Records that describe figures:
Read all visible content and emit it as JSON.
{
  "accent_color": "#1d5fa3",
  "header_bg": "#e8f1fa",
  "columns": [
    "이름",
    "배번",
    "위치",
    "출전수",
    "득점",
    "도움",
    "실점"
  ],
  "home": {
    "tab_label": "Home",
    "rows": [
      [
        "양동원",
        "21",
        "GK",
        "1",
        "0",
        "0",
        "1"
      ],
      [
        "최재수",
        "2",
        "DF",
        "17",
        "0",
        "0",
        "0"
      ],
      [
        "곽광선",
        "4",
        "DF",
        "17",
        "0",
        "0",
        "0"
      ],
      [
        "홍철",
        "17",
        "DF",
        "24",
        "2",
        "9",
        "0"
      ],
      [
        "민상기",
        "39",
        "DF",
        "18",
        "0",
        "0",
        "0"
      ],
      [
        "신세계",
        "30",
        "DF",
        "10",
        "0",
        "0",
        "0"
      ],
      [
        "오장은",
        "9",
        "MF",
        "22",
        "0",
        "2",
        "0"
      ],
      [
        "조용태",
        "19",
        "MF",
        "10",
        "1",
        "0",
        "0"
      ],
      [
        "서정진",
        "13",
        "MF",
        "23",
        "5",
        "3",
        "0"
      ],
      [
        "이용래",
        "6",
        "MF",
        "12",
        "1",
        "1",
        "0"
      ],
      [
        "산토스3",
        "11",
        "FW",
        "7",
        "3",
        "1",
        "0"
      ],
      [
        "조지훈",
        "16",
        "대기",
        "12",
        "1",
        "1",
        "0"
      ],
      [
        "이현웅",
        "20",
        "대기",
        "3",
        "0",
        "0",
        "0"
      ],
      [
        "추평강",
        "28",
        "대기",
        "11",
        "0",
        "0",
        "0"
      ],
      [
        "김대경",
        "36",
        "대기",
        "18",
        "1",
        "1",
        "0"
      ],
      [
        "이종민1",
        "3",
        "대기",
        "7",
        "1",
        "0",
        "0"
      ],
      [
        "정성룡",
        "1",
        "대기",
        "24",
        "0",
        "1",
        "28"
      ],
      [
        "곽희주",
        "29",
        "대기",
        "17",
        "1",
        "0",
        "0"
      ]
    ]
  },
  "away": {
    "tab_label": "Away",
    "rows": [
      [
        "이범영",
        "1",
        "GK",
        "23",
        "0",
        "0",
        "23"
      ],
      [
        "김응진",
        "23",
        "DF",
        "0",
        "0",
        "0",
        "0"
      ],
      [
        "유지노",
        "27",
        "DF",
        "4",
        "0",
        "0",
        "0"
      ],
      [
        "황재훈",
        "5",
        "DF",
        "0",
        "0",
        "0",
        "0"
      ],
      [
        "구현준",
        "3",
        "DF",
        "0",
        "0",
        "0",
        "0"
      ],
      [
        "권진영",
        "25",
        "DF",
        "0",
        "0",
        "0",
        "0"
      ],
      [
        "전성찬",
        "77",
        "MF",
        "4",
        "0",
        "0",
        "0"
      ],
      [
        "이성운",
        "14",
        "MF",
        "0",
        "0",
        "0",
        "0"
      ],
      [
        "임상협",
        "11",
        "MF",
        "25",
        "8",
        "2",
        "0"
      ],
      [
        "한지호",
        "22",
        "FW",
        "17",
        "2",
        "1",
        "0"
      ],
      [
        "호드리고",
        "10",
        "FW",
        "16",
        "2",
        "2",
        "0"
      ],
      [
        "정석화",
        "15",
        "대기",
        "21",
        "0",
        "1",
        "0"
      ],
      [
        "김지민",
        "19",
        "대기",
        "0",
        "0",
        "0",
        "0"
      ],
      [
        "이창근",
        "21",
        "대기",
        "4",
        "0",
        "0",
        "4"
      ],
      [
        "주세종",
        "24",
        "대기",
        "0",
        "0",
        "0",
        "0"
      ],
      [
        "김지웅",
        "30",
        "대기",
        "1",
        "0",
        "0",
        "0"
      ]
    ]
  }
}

Exercise description: Reproduce all the data word for word.

Written solution:
Read all visible content and emit it as JSON.
{
  "accent_color": "#1d5fa3",
  "header_bg": "#e8f1fa",
  "columns": [
    "이름",
    "배번",
    "위치",
    "출전수",
    "득점",
    "도움",
    "실점"
  ],
  "home": {
    "tab_label": "Home",
    "rows": [
      [
        "양동원",
        "21",
        "GK",
        "1",
        "0",
        "0",
        "1"
      ],
      [
        "최재수",
        "2",
        "DF",
        "17",
        "0",
        "0",
        "0"
      ],
      [
        "곽광선",
        "4",
        "DF",
        "17",
        "0",
        "0",
        "0"
      ],
      [
        "홍철",
        "17",
        "DF",
        "24",
        "2",
        "9",
        "0"
      ],
      [
        "민상기",
        "39",
        "DF",
        "18",
        "0",
        "0",
        "0"
      ],
      [
        "신세계",
        "30",
        "DF",
        "10",
        "0",
        "0",
        "0"
      ],
      [
        "오장은",
        "9",
        "MF",
        "22",
        "0",
        "2",
        "0"
      ],
      [
        "조용태",
        "19",
        "MF",
        "10",
        "1",
        "0",
        "0"
      ],
      [
        "서정진",
        "13",
        "MF",
        "23",
        "5",
        "3",
        "0"
      ],
      [
        "이용래",
        "6",
        "MF",
        "12",
        "1",
        "1",
        "0"
      ],
      [
        "산토스3",
        "11",
        "FW",
        "7",
        "3",
        "1",
        "0"
      ],
      [
        "조지훈",
        "16",
        "대기",
        "12",
        "1",
        "1",
        "0"
      ],
      [
        "이현웅",
        "20",
        "대기",
        "3",
        "0",
        "0",
        "0"
      ],
      [
        "추평강",
        "28",
        "대기",
        "11",
        "0",
        "0",
        "0"
      ],
      [
        "김대경",
        "36",
        "대기",
        "18",
        "1",
        "1",
        "0"
      ],
      [
        "이종민1",
        "3",
        "대기",
        "7",
        "1",
        "0",
        "0"
      ],
      [
        "정성룡",
        "1",
        "대기",
        "24",
        "0",
        "1",
        "28"
      ],
      [
        "곽희주",
        "29",
        "대기",
        "17",
        "1",
        "0",
        "0"
      ]
    ]
  },
  "away": {
    "tab_label": "Away",
    "rows": [
      [
        "이범영",
        "1",
        "GK",
        "23",
        "0",
        "0",
        "23"
      ],
      [
        "김응진",
        "23",
        "DF",
        "0",
        "0",
        "0",
        "0"
      ],
      [
        "유지노",
        "27",
        "DF",
        "4",
        "0",
        "0",
        "0"
      ],
      [
        "황재훈",
        "5",
        "DF",
        "0",
        "0",
        "0",
        "0"
      ],
      [
        "구현준",
        "3",
        "DF",
        "0",
        "0",
        "0",
        "0"
      ],
      [
        "권진영",
        "25",
        "DF",
        "0",
        "0",
        "0",
        "0"
      ],
      [
        "전성찬",
        "77",
        "MF",
        "4",
        "0",
        "0",
        "0"
      ],
      [
        "이성운",
        "14",
        "MF",
        "0",
        "0",
        "0",
        "0"
      ],
      [
        "임상협",
        "11",
        "MF",
        "25",
        "8",
        "2",
        "0"
      ],
      [
        "한지호",
        "22",
        "FW",
        "17",
        "2",
        "1",
        "0"
      ],
      [
        "호드리고",
        "10",
        "FW",
        "16",
        "2",
        "2",
        "0"
      ],
      [
        "정석화",
        "15",
        "대기",
        "21",
        "0",
        "1",
        "0"
      ],
      [
        "김지민",
        "19",
        "대기",
        "0",
        "0",
        "0",
        "0"
      ],
      [
        "이창근",
        "21",
        "대기",
        "4",
        "0",
        "0",
        "4"
      ],
      [
        "주세종",
        "24",
        "대기",
        "0",
        "0",
        "0",
        "0"
      ],
      [
        "김지웅",
        "30",
        "대기",
        "1",
        "0",
        "0",
        "0"
      ]
    ]
  }
}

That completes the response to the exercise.